_Exercise materials_
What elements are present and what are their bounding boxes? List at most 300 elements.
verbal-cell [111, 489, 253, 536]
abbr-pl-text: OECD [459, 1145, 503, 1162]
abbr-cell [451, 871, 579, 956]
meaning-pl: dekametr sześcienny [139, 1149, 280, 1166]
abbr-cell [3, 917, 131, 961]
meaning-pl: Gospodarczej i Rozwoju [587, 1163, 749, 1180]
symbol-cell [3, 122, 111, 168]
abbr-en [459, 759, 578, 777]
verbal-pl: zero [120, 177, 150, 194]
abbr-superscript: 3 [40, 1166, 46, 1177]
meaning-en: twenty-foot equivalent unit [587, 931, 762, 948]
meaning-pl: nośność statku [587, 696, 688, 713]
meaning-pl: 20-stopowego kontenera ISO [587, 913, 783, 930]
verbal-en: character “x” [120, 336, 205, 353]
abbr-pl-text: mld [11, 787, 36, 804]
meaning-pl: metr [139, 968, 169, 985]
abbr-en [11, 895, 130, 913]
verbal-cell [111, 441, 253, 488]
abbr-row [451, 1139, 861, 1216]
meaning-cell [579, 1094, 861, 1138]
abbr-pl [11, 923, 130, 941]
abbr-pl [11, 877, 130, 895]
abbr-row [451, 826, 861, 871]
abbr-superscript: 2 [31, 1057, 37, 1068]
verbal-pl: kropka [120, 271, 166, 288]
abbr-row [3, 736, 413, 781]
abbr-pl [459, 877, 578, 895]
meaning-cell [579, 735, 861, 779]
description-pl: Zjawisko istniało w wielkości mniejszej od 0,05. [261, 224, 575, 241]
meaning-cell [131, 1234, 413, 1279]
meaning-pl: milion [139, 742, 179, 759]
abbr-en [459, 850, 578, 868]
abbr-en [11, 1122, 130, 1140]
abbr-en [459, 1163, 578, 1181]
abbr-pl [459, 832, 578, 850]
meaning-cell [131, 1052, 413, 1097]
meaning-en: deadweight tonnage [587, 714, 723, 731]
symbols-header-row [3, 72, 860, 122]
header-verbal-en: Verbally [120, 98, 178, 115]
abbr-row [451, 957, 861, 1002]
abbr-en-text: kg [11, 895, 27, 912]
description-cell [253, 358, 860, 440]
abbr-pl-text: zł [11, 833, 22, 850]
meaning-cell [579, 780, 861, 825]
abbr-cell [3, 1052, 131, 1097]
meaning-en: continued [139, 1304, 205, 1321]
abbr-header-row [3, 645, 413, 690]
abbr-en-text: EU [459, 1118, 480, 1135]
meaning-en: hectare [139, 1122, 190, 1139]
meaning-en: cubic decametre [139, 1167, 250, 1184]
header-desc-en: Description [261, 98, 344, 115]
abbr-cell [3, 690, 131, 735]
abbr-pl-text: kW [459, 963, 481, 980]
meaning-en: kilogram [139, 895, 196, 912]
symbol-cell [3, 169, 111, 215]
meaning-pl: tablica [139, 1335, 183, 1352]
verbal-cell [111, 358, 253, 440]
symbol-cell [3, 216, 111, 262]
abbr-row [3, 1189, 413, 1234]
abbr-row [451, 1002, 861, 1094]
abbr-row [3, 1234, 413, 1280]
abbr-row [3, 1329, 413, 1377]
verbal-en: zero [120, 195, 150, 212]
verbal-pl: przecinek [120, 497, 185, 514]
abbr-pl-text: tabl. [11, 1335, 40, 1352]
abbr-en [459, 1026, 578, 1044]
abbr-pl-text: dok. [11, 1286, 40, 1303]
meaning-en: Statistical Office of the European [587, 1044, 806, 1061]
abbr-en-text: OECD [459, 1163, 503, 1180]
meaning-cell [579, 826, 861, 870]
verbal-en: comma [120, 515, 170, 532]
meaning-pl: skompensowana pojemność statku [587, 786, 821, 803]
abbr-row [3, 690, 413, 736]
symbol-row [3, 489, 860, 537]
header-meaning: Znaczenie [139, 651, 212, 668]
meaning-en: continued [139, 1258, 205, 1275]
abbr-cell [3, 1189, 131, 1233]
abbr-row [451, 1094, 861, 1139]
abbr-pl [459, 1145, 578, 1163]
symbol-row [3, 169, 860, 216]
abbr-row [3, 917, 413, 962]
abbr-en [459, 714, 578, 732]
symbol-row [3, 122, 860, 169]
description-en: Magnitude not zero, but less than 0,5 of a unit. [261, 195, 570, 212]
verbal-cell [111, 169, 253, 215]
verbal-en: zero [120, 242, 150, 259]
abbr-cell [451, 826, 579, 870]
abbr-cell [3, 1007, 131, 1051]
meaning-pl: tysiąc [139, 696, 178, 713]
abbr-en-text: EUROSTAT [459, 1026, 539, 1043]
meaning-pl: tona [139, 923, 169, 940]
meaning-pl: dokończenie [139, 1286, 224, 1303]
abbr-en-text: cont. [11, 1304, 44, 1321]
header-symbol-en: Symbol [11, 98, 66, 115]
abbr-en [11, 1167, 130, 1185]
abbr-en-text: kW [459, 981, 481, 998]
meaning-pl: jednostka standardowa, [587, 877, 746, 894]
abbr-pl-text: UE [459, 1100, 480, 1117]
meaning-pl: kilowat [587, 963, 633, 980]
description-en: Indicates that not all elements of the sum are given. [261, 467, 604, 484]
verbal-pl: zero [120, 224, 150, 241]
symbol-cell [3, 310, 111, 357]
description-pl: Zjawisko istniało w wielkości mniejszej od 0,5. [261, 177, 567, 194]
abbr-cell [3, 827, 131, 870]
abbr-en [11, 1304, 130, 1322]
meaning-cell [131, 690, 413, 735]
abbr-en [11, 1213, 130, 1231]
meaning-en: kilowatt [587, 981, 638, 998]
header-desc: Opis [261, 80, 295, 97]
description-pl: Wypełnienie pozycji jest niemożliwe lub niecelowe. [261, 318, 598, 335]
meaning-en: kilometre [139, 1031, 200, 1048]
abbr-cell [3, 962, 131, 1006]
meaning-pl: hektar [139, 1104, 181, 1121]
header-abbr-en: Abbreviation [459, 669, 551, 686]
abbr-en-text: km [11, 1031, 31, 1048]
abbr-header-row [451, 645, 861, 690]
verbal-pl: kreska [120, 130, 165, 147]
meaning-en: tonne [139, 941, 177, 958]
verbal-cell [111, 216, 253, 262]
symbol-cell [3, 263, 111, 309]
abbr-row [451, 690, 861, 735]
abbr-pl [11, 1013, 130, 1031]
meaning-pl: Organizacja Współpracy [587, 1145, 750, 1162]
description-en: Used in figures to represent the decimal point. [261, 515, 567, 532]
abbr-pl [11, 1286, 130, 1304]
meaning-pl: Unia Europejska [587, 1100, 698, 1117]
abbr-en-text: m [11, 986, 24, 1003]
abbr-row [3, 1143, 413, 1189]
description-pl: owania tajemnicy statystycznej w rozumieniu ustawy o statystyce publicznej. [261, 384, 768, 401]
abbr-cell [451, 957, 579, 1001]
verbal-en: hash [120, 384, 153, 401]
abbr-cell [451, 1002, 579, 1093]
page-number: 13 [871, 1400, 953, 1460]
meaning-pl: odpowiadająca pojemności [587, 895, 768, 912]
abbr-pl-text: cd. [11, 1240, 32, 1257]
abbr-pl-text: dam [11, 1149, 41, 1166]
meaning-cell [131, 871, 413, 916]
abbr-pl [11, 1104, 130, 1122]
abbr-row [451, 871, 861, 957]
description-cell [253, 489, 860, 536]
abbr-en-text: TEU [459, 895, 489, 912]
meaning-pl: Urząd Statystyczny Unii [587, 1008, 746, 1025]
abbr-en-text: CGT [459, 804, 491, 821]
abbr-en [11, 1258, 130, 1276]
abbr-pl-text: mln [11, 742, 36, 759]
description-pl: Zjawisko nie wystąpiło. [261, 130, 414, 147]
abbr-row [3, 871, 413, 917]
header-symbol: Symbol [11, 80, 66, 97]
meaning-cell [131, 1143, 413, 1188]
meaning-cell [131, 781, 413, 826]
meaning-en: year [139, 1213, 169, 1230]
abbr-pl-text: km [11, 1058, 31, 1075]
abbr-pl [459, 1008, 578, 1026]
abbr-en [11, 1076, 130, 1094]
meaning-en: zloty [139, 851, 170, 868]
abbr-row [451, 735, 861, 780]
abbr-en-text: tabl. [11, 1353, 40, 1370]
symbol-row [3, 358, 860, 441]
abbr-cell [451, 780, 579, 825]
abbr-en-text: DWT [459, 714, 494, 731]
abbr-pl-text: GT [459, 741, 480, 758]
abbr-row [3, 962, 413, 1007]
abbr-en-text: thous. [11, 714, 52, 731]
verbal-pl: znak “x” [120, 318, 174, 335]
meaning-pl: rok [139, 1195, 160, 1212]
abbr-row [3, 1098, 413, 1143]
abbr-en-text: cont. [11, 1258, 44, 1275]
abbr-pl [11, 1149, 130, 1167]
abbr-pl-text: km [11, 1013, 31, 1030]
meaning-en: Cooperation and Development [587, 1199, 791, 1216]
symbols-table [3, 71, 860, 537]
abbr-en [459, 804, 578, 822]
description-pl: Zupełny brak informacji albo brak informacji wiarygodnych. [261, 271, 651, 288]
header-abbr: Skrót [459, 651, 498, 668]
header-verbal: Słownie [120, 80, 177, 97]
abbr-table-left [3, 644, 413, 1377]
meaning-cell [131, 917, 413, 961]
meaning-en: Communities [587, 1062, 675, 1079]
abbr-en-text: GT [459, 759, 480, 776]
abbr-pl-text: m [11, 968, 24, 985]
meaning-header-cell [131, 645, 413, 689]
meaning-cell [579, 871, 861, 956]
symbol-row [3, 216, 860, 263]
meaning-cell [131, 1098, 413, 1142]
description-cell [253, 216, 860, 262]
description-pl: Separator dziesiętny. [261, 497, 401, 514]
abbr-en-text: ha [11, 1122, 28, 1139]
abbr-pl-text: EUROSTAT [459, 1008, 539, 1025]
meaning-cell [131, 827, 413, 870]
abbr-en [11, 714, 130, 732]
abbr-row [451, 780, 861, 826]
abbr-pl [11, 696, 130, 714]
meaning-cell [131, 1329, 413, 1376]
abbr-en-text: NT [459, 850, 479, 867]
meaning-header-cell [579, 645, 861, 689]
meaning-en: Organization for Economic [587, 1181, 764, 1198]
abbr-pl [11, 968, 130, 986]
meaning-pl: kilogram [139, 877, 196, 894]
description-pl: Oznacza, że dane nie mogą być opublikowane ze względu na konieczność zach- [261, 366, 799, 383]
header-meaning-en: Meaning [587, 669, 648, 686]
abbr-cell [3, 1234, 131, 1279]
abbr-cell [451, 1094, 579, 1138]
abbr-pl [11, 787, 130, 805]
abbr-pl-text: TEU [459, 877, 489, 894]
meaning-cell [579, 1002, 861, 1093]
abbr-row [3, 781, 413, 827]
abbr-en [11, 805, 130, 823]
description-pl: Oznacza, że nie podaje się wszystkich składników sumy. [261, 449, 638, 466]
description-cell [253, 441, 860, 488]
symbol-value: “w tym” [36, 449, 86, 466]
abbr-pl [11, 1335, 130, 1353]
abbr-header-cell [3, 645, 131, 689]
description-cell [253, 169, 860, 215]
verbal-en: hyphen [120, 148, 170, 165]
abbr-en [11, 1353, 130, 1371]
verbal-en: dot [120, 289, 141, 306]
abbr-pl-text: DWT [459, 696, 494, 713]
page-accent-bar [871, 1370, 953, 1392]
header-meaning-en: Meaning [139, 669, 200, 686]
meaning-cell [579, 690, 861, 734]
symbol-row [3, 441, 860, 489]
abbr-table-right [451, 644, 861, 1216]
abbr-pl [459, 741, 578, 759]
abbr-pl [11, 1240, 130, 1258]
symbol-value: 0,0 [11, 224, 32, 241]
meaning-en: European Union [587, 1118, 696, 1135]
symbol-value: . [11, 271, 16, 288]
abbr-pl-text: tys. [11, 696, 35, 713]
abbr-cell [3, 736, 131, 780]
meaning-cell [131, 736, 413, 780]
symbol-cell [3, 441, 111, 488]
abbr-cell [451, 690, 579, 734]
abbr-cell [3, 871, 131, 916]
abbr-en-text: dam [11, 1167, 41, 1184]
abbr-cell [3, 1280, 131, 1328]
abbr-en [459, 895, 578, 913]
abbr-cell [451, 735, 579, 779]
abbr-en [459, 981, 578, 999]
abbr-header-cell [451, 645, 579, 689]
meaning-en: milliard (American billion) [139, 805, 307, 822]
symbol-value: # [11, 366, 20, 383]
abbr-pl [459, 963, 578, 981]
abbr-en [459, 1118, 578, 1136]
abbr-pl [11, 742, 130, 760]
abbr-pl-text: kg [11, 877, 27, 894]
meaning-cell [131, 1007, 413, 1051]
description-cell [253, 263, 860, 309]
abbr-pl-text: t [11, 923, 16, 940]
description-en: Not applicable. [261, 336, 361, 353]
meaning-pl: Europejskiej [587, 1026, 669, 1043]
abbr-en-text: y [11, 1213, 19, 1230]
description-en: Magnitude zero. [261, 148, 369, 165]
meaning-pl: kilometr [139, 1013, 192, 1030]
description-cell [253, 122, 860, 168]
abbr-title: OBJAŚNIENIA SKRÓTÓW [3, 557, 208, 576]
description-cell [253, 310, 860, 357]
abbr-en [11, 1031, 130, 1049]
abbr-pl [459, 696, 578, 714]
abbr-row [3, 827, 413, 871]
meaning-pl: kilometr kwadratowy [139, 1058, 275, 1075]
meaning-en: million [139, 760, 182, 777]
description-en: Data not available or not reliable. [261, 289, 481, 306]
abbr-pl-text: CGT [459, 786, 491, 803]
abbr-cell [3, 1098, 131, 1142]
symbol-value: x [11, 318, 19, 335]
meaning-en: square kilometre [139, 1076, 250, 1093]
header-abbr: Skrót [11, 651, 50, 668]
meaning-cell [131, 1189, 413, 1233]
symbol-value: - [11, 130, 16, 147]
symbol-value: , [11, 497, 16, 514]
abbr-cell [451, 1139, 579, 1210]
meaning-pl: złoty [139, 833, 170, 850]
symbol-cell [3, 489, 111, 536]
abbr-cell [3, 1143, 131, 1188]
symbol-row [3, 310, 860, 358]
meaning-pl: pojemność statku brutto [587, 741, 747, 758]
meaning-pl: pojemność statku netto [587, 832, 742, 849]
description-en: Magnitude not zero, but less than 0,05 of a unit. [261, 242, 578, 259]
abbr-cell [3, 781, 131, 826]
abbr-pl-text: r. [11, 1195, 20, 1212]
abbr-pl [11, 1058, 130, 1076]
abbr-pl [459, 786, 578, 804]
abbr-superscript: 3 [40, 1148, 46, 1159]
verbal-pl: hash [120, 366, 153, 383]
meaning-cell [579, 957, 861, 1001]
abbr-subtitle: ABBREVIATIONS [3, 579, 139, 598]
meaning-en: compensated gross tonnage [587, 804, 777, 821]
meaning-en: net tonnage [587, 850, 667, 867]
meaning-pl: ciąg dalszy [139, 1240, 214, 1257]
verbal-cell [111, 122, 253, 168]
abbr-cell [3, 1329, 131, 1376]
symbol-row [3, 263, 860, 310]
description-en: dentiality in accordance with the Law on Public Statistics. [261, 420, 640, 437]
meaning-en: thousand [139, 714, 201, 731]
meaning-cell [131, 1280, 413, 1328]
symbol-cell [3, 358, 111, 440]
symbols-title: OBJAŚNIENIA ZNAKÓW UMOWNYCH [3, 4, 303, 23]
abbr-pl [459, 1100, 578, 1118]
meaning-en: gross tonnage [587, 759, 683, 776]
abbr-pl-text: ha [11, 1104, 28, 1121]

_Your objective_
Collect every line in the records that contains the string "table", treating uppercase and lowercase as different.

_Full answer_
symbols-table [3, 71, 860, 537]
abbr-table-left [3, 644, 413, 1377]
abbr-table-right [451, 644, 861, 1216]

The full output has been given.